(Dataset listings of figures)
◆ ◆ ◆ ◆ ◆ ◆ ◆
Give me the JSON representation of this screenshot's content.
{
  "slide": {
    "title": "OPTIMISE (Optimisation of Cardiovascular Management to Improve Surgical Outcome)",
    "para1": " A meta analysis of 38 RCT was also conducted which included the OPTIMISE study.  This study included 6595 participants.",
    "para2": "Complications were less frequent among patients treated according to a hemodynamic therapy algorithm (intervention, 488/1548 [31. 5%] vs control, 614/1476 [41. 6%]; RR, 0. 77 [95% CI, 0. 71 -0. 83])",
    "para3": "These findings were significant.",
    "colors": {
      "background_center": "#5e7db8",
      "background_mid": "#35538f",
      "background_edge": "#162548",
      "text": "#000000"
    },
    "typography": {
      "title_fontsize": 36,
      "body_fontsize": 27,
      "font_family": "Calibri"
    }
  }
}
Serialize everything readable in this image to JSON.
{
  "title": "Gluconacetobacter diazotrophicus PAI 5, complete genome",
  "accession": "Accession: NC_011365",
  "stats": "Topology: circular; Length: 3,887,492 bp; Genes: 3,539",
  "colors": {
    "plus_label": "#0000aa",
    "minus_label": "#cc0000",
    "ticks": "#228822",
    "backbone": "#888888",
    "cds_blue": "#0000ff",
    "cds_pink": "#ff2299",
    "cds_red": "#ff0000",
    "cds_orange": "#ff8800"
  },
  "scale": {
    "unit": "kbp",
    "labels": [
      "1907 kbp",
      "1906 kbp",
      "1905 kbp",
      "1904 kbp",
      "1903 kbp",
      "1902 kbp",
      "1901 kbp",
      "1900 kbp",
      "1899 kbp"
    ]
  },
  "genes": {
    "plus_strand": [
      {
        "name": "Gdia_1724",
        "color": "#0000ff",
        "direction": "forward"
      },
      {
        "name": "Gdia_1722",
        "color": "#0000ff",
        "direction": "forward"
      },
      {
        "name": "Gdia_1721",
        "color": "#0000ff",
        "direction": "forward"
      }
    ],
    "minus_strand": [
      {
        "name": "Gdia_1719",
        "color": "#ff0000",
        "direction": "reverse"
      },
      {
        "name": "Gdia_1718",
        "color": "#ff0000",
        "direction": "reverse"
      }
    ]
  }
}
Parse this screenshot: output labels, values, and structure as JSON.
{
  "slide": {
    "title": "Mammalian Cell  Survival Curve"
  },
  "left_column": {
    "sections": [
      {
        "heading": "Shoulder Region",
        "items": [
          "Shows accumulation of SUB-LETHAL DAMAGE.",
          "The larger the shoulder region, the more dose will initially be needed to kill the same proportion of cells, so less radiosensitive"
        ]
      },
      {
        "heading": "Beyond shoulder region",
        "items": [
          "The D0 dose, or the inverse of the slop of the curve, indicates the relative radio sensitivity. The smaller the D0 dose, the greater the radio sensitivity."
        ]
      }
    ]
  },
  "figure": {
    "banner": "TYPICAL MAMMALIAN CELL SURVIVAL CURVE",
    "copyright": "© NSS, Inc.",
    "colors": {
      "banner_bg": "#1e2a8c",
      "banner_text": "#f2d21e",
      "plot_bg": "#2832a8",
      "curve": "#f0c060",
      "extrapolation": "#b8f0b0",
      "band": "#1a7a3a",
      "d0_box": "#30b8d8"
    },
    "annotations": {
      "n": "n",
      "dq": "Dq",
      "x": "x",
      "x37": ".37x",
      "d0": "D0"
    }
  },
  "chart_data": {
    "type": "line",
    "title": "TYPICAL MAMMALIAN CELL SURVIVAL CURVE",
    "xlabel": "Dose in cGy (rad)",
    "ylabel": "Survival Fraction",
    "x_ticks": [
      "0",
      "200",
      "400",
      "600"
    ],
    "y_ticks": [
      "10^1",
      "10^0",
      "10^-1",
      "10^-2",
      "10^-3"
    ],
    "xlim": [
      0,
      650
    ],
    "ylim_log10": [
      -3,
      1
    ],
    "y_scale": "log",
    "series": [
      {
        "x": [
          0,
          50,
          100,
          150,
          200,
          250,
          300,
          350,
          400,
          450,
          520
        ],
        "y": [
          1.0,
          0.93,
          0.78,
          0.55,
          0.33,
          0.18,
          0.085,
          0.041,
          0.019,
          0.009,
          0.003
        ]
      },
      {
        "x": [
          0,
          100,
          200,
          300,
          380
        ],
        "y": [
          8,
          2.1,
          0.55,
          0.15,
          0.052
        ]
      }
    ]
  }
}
◆ ◆ ◆ ◆ ◆ ◆ ◆
**Instructions to follow**
Extract all the entries word for word.

**Answer box**
Give me the JSON representation of this screenshot's content.
{
  "slide": {
    "title": "OPTIMISE (Optimisation of Cardiovascular Management to Improve Surgical Outcome)",
    "para1": " A meta analysis of 38 RCT was also conducted which included the OPTIMISE study.  This study included 6595 participants.",
    "para2": "Complications were less frequent among patients treated according to a hemodynamic therapy algorithm (intervention, 488/1548 [31. 5%] vs control, 614/1476 [41. 6%]; RR, 0. 77 [95% CI, 0. 71 -0. 83])",
    "para3": "These findings were significant.",
    "colors": {
      "background_center": "#5e7db8",
      "background_mid": "#35538f",
      "background_edge": "#162548",
      "text": "#000000"
    },
    "typography": {
      "title_fontsize": 36,
      "body_fontsize": 27,
      "font_family": "Calibri"
    }
  }
}
Serialize everything readable in this image to JSON.
{
  "title": "Gluconacetobacter diazotrophicus PAI 5, complete genome",
  "accession": "Accession: NC_011365",
  "stats": "Topology: circular; Length: 3,887,492 bp; Genes: 3,539",
  "colors": {
    "plus_label": "#0000aa",
    "minus_label": "#cc0000",
    "ticks": "#228822",
    "backbone": "#888888",
    "cds_blue": "#0000ff",
    "cds_pink": "#ff2299",
    "cds_red": "#ff0000",
    "cds_orange": "#ff8800"
  },
  "scale": {
    "unit": "kbp",
    "labels": [
      "1907 kbp",
      "1906 kbp",
      "1905 kbp",
      "1904 kbp",
      "1903 kbp",
      "1902 kbp",
      "1901 kbp",
      "1900 kbp",
      "1899 kbp"
    ]
  },
  "genes": {
    "plus_strand": [
      {
        "name": "Gdia_1724",
        "color": "#0000ff",
        "direction": "forward"
      },
      {
        "name": "Gdia_1722",
        "color": "#0000ff",
        "direction": "forward"
      },
      {
        "name": "Gdia_1721",
        "color": "#0000ff",
        "direction": "forward"
      }
    ],
    "minus_strand": [
      {
        "name": "Gdia_1719",
        "color": "#ff0000",
        "direction": "reverse"
      },
      {
        "name": "Gdia_1718",
        "color": "#ff0000",
        "direction": "reverse"
      }
    ]
  }
}
Parse this screenshot: output labels, values, and structure as JSON.
{
  "slide": {
    "title": "Mammalian Cell  Survival Curve"
  },
  "left_column": {
    "sections": [
      {
        "heading": "Shoulder Region",
        "items": [
          "Shows accumulation of SUB-LETHAL DAMAGE.",
          "The larger the shoulder region, the more dose will initially be needed to kill the same proportion of cells, so less radiosensitive"
        ]
      },
      {
        "heading": "Beyond shoulder region",
        "items": [
          "The D0 dose, or the inverse of the slop of the curve, indicates the relative radio sensitivity. The smaller the D0 dose, the greater the radio sensitivity."
        ]
      }
    ]
  },
  "figure": {
    "banner": "TYPICAL MAMMALIAN CELL SURVIVAL CURVE",
    "copyright": "© NSS, Inc.",
    "colors": {
      "banner_bg": "#1e2a8c",
      "banner_text": "#f2d21e",
      "plot_bg": "#2832a8",
      "curve": "#f0c060",
      "extrapolation": "#b8f0b0",
      "band": "#1a7a3a",
      "d0_box": "#30b8d8"
    },
    "annotations": {
      "n": "n",
      "dq": "Dq",
      "x": "x",
      "x37": ".37x",
      "d0": "D0"
    }
  },
  "chart_data": {
    "type": "line",
    "title": "TYPICAL MAMMALIAN CELL SURVIVAL CURVE",
    "xlabel": "Dose in cGy (rad)",
    "ylabel": "Survival Fraction",
    "x_ticks": [
      "0",
      "200",
      "400",
      "600"
    ],
    "y_ticks": [
      "10^1",
      "10^0",
      "10^-1",
      "10^-2",
      "10^-3"
    ],
    "xlim": [
      0,
      650
    ],
    "ylim_log10": [
      -3,
      1
    ],
    "y_scale": "log",
    "series": [
      {
        "x": [
          0,
          50,
          100,
          150,
          200,
          250,
          300,
          350,
          400,
          450,
          520
        ],
        "y": [
          1.0,
          0.93,
          0.78,
          0.55,
          0.33,
          0.18,
          0.085,
          0.041,
          0.019,
          0.009,
          0.003
        ]
      },
      {
        "x": [
          0,
          100,
          200,
          300,
          380
        ],
        "y": [
          8,
          2.1,
          0.55,
          0.15,
          0.052
        ]
      }
    ]
  }
}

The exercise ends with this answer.